── TEXTE SOURCE ──

Cessons donc les contrevérités, car elles risquent de vous faire accuser, messieurs, d’agiter des peurs sans rapport avec ce dont vous parlez.
Applaudissements sur les bancs du groupe socialiste, républicain et citoyen.
Juste un mot pour répondre à M. Sirugue.
Il y a toujours de la fraude ; en l’espèce, le chiffre de 54 cas sur 300 000 personnes ne fait pas très sérieux…
Quoi qu’il en soit il ne s’agit pas de ne pas soigner, mais de mettre sur un pied d’égalité les étrangers en situation irrégulière et les étrangers en situation régulière, en préservant un bloc budgétaire – que j’évalue à 250 millions d’euros –, le reste étant assumé par la Sécurité sociale. Nous lui faisons en quelque sorte, avec le système actuel, une donation qui ne l’incite assurément pas aux contrôles et à une gestion rigoureuse. Gardons-nous de toute caricature, d’autant que, j’en suis convaincu, la voie que je préconise sera celle que l’on finira par suivre.
Défavorable.
L’amendement no 261 n’est pas adopté.
La parole est à Mme la secrétaire d’État, pour soutenir l’amendement no 447 .
J’ai évoqué cet amendement dans mon intervention liminaire : il vise, comme d’ailleurs l’amendement no 446 rectifié , à mettre fin aux situations inextricables nées des décisions de justice successives sur le montant des indemnités allouées par le Fonds d’indemnisation des victimes de l’amiante – le FIVA – à certaines victimes.
En effet, certaines victimes avaient reçu, à la suite d’arrêts de la cour d’appel, des indemnisations qui ont, par la suite, été remises en cause par la Cour de cassation. Ces revirements de jurisprudence, ainsi que le délai écoulé, ont rendu la récupération des sommes difficile et douteuse.
L’amendement no 446 rectifié , qui viendra plus tard en discussion, autorise donc un abandon des créances du FIVA correspondant à ces situations. Quant à l’amendement no 447 , il tend à abonder la dotation au FIVA à hauteur de 3,4 millions d’euros.
Même s’ils traitent de sujets proches, l’amendement no 447 et l’amendement no 446 rectifié – que nous examinerons dans quelques instants – ne sont pas identiques.
Il va de soi que l’amendement no 447 doit être adopté, car il s’agit de régulariser une situation qui est tout à fait intenable.
Je suis plus circonspect sur l’amendement no 446 rectifié : je ne vois pas en effet pourquoi, de façon systématique, alors que les crédits de prévention inscrits au titre du programme « Prévention, sécurité sanitaire et offre de soins » sont, dans la première partie de la mission, en baisse, on augmenterait la facture alors que c’est celle de l’AME qui augmente.
Je trouve qu’il aurait été parfaitement possible de transférer sur la facture relative à l’AME nos décisions relatives au FIVA : c’est la raison pour laquelle, à titre personnel, je suis favorable à l’amendement no 446 rectifié et défavorable à l’amendement no 447 .
Monsieur le rapporteur spécial, la commission des finances a-t-elle examiné l’amendement no 447 et l’amendement no 446 rectifié ?
L’amendement no 447 est adopté.
Les crédits de la mission « Santé », modifiés, sont adoptés.
Défavorable.
L’amendement no 265 n’est pas adopté.
La parole est à Mme la secrétaire d’État, pour soutenir l’amendement no 446 rectifié .
Je l’ai déjà défendu en même temps que l’amendement no 447 .
L’amendement no 446 rectifié , accepté par la commission, est adopté.
Nous avons terminé l’examen de la mission « Santé ».
La suite de la discussion budgétaire est renvoyée à la prochaine séance.
Prochaine séance, cet après-midi, à quinze heures :
Suite de la discussion de la seconde partie du projet de loi de finances pour 2016 :
Mission « Travail et emploi ».
La séance est levée.
La séance est levée à onze heures cinq.

───
── DONNÉES FOURNIES ──

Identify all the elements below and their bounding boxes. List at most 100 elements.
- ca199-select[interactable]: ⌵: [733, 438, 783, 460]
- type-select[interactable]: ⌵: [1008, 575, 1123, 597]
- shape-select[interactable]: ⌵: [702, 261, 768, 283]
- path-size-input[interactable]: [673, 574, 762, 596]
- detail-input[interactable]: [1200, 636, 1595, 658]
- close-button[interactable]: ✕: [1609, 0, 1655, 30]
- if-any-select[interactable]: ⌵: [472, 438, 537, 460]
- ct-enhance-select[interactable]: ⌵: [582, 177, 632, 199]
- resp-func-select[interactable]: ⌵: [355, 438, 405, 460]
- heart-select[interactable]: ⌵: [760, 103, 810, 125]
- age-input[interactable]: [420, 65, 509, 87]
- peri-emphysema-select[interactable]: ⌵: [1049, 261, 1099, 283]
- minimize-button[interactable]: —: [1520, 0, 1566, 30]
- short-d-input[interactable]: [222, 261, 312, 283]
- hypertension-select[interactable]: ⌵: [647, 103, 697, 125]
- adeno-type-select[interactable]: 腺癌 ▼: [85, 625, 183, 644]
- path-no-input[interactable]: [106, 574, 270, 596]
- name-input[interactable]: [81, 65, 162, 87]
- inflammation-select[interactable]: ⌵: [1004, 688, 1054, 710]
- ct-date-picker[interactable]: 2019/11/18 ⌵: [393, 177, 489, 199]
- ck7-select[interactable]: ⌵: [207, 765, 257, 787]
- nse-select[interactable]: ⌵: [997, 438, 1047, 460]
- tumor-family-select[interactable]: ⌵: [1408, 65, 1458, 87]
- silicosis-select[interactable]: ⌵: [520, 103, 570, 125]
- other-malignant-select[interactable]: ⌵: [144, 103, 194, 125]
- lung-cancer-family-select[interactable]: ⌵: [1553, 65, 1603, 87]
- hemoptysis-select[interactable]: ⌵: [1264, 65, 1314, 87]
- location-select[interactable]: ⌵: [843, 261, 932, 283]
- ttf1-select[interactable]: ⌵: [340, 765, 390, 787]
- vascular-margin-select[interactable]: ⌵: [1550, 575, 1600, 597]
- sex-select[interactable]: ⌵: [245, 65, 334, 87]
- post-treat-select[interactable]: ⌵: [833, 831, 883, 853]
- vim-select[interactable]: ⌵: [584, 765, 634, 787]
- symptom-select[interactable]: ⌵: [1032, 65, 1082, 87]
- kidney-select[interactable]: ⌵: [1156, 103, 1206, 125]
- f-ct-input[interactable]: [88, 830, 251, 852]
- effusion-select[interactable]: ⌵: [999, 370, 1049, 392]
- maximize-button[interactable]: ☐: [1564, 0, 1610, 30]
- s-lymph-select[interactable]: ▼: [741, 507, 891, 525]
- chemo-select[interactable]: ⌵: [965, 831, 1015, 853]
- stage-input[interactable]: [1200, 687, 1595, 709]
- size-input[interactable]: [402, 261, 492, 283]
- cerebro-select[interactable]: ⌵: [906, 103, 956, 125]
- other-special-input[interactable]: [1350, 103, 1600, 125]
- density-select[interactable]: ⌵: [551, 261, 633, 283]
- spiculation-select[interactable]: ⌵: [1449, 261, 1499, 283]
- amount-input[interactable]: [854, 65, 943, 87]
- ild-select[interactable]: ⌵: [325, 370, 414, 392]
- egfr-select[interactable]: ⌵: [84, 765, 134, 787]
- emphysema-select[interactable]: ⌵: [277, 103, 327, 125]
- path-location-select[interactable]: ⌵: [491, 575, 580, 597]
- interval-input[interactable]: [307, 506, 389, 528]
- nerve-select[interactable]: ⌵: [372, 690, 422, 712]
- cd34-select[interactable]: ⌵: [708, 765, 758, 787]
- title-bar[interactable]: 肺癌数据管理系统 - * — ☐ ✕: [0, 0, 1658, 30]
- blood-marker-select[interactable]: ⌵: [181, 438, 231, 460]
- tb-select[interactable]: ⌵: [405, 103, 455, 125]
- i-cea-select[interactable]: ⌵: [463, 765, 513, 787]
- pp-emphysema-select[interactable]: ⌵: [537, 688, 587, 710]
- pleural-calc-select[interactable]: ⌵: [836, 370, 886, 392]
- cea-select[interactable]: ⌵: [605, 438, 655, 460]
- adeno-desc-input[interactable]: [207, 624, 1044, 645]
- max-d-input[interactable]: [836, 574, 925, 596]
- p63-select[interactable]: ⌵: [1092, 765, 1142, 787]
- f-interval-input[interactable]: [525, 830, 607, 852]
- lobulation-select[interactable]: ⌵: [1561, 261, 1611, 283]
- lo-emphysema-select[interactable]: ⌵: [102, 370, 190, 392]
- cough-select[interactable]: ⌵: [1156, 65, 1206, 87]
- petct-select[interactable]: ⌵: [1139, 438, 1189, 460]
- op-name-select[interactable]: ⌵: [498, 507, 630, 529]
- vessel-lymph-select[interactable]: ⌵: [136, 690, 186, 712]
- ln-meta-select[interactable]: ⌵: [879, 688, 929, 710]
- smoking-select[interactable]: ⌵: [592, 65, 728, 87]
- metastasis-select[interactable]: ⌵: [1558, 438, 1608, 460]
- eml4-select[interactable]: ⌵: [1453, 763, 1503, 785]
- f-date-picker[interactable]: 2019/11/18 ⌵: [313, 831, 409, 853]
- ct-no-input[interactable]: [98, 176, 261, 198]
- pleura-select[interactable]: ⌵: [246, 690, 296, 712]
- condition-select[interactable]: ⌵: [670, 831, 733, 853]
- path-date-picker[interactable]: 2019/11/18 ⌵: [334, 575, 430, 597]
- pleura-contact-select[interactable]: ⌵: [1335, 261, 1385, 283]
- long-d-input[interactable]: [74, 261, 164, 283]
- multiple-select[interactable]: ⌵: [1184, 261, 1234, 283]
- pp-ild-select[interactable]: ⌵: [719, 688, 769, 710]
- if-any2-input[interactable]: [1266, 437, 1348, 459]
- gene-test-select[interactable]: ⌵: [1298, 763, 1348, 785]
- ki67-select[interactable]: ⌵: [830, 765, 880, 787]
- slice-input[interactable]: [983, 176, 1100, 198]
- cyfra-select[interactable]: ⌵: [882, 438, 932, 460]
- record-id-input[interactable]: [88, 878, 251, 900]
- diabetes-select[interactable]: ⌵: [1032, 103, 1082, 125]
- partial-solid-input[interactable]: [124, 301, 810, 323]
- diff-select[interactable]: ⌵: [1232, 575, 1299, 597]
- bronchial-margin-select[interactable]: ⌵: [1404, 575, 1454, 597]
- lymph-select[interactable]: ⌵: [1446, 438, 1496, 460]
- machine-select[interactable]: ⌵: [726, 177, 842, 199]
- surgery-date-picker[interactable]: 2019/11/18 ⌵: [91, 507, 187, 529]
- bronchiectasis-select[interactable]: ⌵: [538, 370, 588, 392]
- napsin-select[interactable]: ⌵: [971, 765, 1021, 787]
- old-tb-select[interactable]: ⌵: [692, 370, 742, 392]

───

■ CONSIGNES DE TRAVAIL
1. Reproduisez fidèlement le passage du compte rendu de séance allant de "L’amendement no 261" jusqu'à "à certaines victimes.".
2. Répondez aux questions suivantes à partir du compte rendu de séance.
(a) À quel montant l'orateur évalue-t-il le bloc budgétaire à préserver ?
(b) De combien l'amendement no 447 tend-il à abonder la dotation au FIVA ?
(c) À quelle heure la séance est-elle levée ?

■ CORRIGÉ DE L'EXERCICE
1.
L’amendement no 261 n’est pas adopté.
La parole est à Mme la secrétaire d’État, pour soutenir l’amendement no 447 .
J’ai évoqué cet amendement dans mon intervention liminaire : il vise, comme d’ailleurs l’amendement no 446 rectifié , à mettre fin aux situations inextricables nées des décisions de justice successives sur le montant des indemnités allouées par le Fonds d’indemnisation des victimes de l’amiante – le FIVA – à certaines victimes.

2.
(a) 250 millions d'euros.
(b) 3,4 millions d'euros.
(c) À onze heures cinq.